▼
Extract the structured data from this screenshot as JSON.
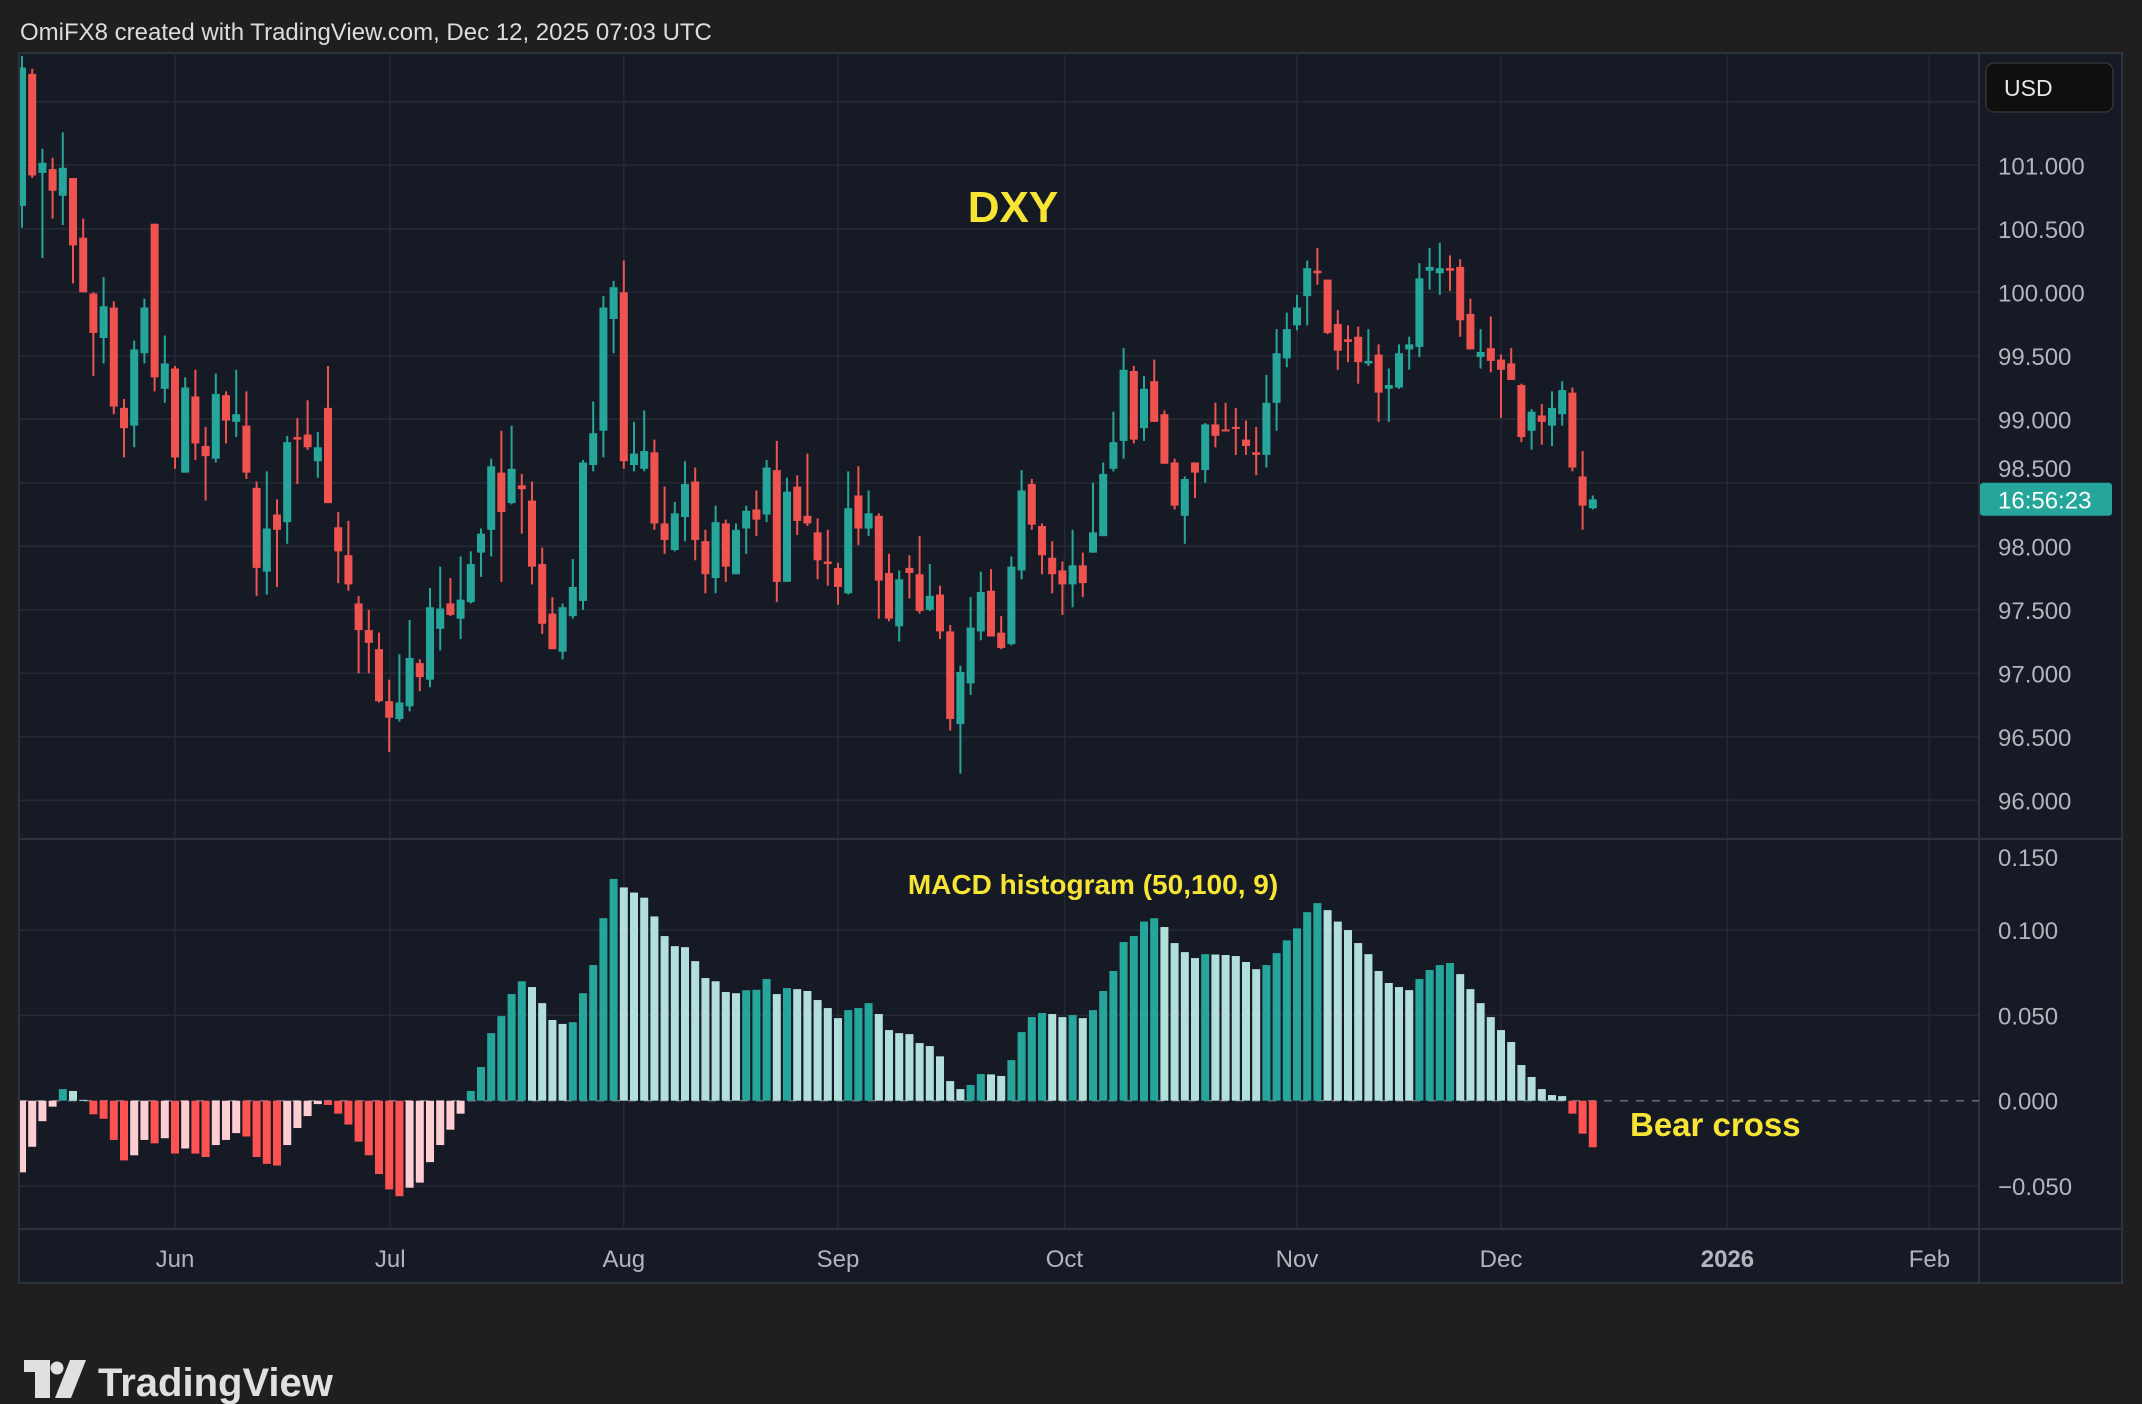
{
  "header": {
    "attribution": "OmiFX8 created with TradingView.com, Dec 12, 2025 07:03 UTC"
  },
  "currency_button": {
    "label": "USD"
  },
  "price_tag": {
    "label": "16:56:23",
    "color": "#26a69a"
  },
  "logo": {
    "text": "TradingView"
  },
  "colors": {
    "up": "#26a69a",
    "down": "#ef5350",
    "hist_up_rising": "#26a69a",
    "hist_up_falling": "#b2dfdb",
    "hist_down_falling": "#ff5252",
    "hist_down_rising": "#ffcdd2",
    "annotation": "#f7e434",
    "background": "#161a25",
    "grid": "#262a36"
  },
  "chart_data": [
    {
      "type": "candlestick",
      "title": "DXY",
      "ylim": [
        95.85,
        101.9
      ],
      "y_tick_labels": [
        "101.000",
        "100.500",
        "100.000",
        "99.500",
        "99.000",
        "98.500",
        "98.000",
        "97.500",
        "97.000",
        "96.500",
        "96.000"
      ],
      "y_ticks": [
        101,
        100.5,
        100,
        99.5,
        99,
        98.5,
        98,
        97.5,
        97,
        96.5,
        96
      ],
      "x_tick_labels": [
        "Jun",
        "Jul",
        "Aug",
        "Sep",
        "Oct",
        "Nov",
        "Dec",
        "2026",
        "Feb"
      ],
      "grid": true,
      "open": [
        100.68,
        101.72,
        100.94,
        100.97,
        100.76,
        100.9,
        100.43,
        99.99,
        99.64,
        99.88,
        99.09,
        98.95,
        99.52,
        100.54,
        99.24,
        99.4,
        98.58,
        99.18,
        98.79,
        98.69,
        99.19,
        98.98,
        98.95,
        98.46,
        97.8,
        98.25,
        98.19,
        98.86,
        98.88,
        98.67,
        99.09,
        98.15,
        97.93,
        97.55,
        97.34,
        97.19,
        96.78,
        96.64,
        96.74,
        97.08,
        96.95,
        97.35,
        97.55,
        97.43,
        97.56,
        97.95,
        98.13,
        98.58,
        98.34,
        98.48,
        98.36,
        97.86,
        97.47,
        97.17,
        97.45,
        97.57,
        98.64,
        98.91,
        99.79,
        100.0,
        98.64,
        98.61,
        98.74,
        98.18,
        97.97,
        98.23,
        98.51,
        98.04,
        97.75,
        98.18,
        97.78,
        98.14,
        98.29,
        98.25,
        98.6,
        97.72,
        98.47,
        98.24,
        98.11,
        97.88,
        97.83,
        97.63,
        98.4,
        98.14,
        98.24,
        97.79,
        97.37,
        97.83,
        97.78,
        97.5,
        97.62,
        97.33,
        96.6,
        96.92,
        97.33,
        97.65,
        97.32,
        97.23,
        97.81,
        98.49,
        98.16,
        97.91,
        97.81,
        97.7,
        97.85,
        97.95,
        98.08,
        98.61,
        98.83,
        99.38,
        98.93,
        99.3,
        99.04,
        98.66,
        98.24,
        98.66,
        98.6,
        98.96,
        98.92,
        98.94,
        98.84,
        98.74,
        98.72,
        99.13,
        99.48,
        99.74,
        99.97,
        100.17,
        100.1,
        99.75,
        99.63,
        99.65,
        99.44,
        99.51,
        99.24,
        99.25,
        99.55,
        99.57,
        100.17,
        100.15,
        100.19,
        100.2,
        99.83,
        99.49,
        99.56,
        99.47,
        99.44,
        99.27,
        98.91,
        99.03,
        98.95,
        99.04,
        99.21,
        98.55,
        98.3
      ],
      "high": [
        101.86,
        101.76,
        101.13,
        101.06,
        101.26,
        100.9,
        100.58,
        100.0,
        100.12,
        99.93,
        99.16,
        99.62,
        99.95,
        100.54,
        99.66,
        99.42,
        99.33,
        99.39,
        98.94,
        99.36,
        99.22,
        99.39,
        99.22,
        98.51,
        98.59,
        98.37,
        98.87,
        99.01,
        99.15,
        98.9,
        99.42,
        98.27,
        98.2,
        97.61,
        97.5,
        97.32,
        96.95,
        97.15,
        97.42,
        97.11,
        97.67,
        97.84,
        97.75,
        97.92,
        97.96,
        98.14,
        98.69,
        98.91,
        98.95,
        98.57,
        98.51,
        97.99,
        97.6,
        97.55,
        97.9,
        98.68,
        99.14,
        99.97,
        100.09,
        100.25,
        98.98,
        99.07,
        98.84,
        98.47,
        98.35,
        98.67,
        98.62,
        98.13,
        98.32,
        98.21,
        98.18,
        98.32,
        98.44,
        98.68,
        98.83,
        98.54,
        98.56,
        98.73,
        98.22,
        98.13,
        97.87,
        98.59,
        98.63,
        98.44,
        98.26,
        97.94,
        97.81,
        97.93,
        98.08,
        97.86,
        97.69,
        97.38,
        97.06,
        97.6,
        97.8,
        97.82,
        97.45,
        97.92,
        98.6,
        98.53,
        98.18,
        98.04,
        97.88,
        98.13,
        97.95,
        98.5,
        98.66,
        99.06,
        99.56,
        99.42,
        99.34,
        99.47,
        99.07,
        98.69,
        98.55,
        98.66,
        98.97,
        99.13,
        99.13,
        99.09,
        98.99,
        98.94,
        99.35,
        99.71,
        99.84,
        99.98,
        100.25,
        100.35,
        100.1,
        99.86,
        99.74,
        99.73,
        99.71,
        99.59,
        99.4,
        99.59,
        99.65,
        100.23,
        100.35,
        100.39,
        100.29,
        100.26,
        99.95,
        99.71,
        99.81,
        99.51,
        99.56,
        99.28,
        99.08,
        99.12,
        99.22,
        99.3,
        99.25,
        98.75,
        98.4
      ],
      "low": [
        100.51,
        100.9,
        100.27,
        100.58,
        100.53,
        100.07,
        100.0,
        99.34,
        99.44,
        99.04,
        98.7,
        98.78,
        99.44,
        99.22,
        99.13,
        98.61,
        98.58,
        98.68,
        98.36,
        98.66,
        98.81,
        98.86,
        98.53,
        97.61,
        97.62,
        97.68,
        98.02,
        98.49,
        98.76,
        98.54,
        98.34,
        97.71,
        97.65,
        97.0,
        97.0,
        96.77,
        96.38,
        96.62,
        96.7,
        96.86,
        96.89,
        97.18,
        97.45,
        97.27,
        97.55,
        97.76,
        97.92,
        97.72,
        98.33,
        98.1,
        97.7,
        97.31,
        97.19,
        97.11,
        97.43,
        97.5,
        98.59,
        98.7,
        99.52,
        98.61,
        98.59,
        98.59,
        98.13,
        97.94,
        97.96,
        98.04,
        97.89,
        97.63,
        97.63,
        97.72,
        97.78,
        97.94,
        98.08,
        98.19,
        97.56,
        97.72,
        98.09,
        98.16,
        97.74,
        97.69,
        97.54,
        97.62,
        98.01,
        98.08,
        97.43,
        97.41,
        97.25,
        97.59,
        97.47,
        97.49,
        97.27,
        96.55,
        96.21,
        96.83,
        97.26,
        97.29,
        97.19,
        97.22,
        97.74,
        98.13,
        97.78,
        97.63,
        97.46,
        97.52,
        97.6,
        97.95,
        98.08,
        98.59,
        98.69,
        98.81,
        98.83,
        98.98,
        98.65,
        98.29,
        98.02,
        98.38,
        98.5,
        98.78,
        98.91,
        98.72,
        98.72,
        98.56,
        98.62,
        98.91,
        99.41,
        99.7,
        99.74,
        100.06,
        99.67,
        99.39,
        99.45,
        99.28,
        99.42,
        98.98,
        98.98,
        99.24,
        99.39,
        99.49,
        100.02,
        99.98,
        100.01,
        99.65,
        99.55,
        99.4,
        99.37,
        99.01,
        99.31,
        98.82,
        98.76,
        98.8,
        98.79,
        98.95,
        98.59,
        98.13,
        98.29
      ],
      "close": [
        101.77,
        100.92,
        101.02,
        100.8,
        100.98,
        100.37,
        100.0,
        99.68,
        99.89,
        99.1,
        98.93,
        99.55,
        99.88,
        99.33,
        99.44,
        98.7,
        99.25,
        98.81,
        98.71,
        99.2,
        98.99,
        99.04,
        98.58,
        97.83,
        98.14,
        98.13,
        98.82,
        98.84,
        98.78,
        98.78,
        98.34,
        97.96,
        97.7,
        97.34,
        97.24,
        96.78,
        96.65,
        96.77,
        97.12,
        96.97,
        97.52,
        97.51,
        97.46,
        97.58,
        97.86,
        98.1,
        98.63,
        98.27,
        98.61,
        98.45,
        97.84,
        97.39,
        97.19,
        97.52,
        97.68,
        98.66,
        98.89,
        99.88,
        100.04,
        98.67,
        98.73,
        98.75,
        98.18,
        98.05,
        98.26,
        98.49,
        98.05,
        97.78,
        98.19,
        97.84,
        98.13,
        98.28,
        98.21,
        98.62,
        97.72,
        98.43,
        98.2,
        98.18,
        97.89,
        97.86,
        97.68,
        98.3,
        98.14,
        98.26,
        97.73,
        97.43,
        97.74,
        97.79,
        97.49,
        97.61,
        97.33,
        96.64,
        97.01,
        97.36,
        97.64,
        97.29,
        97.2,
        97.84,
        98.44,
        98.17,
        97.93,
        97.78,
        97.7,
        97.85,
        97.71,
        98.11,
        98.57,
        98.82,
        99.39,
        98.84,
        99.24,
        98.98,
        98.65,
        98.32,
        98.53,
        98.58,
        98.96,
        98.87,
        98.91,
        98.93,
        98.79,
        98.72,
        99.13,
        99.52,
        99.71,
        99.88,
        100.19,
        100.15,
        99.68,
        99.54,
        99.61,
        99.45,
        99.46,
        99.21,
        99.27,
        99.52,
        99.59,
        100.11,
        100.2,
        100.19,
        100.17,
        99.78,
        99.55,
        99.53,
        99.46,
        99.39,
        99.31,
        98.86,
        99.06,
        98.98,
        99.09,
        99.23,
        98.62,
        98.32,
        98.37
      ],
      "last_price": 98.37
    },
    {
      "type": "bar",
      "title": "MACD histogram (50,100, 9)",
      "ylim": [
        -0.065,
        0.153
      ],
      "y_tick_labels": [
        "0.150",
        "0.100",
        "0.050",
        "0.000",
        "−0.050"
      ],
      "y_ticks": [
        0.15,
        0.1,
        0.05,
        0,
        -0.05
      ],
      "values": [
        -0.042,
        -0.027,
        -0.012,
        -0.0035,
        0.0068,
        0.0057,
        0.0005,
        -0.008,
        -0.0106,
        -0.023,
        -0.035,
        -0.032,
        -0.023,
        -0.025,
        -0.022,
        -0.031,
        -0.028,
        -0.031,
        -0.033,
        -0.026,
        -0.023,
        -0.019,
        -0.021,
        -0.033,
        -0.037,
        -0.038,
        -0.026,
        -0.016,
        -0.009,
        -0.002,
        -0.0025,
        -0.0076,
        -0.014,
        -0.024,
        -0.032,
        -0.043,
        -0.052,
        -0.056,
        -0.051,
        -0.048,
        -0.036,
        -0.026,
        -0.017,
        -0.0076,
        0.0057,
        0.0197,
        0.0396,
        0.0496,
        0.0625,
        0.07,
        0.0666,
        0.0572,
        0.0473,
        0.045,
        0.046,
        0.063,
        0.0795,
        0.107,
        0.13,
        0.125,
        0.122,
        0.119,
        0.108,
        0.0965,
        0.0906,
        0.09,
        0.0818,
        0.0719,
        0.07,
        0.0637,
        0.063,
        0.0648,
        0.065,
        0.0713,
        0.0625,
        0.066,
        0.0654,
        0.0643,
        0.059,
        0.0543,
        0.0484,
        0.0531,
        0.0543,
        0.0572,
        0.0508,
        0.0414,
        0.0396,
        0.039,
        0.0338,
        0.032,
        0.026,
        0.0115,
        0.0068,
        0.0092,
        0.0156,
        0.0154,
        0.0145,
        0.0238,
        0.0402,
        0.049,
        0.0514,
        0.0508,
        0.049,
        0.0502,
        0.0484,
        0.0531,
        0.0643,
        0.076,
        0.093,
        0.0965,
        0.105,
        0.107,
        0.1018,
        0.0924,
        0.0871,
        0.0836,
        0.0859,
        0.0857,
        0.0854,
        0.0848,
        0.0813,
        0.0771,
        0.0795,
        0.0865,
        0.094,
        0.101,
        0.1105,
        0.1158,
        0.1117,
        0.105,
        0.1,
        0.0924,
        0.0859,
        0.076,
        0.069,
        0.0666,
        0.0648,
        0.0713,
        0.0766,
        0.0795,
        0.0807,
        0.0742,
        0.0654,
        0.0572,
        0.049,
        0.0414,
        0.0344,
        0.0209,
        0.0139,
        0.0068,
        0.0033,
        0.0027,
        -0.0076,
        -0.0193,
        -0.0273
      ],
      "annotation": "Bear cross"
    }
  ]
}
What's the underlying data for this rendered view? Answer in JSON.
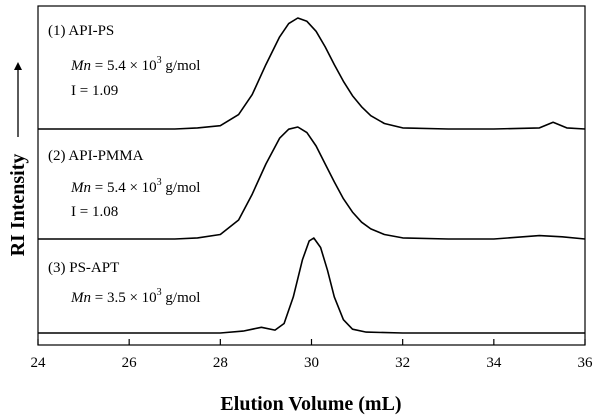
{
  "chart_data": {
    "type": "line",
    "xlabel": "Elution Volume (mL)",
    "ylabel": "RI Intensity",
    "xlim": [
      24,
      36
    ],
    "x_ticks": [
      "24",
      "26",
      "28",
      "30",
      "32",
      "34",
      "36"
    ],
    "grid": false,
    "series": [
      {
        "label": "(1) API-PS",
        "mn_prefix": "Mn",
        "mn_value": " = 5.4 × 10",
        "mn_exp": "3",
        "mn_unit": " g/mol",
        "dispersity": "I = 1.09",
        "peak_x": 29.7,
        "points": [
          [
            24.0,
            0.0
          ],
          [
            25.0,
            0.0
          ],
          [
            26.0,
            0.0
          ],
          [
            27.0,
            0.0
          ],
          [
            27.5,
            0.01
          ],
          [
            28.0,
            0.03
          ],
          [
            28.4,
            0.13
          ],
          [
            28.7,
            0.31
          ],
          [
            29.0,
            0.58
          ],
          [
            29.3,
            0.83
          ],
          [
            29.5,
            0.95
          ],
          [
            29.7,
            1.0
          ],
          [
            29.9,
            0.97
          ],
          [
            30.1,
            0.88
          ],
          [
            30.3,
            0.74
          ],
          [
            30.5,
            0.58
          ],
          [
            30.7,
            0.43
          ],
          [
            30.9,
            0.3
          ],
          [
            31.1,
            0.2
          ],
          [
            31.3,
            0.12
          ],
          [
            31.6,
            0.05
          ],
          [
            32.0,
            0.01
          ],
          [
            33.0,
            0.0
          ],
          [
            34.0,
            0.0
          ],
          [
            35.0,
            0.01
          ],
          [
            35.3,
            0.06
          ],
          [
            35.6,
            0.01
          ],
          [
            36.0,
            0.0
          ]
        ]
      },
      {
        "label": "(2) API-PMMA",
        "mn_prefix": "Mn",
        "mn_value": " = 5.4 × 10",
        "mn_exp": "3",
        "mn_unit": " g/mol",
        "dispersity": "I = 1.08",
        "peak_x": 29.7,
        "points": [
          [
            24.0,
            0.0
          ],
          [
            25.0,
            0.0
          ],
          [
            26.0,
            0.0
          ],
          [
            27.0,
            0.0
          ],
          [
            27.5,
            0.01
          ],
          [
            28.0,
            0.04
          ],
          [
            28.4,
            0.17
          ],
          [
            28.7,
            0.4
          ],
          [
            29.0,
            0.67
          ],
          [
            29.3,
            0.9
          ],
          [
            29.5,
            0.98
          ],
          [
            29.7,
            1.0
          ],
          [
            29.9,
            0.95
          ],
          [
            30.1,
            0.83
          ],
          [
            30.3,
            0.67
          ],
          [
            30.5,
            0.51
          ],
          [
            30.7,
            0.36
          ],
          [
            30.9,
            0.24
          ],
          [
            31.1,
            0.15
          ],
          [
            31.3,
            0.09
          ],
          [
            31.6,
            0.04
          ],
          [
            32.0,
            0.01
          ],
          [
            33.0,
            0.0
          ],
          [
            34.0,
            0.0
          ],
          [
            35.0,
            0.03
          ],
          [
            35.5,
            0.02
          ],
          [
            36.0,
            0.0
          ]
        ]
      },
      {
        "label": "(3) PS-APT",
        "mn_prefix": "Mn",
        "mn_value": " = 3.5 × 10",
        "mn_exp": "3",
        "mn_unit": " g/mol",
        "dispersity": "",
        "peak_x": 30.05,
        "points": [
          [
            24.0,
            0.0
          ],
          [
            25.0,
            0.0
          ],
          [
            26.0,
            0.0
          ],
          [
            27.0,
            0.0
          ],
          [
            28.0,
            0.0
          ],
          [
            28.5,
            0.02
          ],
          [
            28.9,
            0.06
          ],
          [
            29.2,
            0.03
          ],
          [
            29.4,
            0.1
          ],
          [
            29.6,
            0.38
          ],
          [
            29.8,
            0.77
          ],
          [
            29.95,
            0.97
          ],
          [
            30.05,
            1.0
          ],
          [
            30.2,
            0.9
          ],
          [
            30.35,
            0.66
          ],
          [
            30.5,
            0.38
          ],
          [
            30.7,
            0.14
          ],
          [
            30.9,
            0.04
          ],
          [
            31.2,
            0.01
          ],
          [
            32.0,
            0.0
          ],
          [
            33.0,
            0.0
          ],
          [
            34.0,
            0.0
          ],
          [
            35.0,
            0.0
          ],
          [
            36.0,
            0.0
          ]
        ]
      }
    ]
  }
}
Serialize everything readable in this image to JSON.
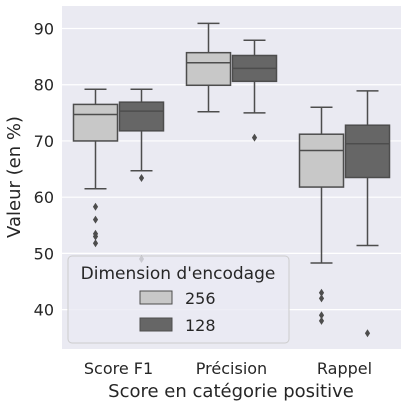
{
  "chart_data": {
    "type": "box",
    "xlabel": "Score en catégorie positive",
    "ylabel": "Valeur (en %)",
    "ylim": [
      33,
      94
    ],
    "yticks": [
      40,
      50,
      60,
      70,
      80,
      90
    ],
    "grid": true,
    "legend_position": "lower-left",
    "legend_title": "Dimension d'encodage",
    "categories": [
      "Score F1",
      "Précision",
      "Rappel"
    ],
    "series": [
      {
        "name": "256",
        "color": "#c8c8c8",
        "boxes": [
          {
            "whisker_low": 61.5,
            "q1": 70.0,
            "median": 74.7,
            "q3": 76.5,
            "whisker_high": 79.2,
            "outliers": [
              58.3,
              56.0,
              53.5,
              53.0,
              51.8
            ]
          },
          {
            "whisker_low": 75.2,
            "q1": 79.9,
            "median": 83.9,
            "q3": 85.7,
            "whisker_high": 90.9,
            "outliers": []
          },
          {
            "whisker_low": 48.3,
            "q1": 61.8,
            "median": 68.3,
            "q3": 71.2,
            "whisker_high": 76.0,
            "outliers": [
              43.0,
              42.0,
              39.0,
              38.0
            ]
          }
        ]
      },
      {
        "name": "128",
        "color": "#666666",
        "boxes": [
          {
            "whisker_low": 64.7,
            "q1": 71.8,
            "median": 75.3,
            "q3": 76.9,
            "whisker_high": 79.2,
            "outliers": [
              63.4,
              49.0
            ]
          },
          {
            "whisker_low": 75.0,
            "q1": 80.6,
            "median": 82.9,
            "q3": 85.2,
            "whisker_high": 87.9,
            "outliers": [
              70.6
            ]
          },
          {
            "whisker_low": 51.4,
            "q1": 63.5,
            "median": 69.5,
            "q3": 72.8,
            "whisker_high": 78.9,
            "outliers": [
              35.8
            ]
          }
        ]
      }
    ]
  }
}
▲
» **Your instructions**: Pick out the lines above containing the word "xlabel", then copy them.

» **Answer**:
    "xlabel": "Elution Volume (mL)",
    "xlabel": "Score en catégorie positive",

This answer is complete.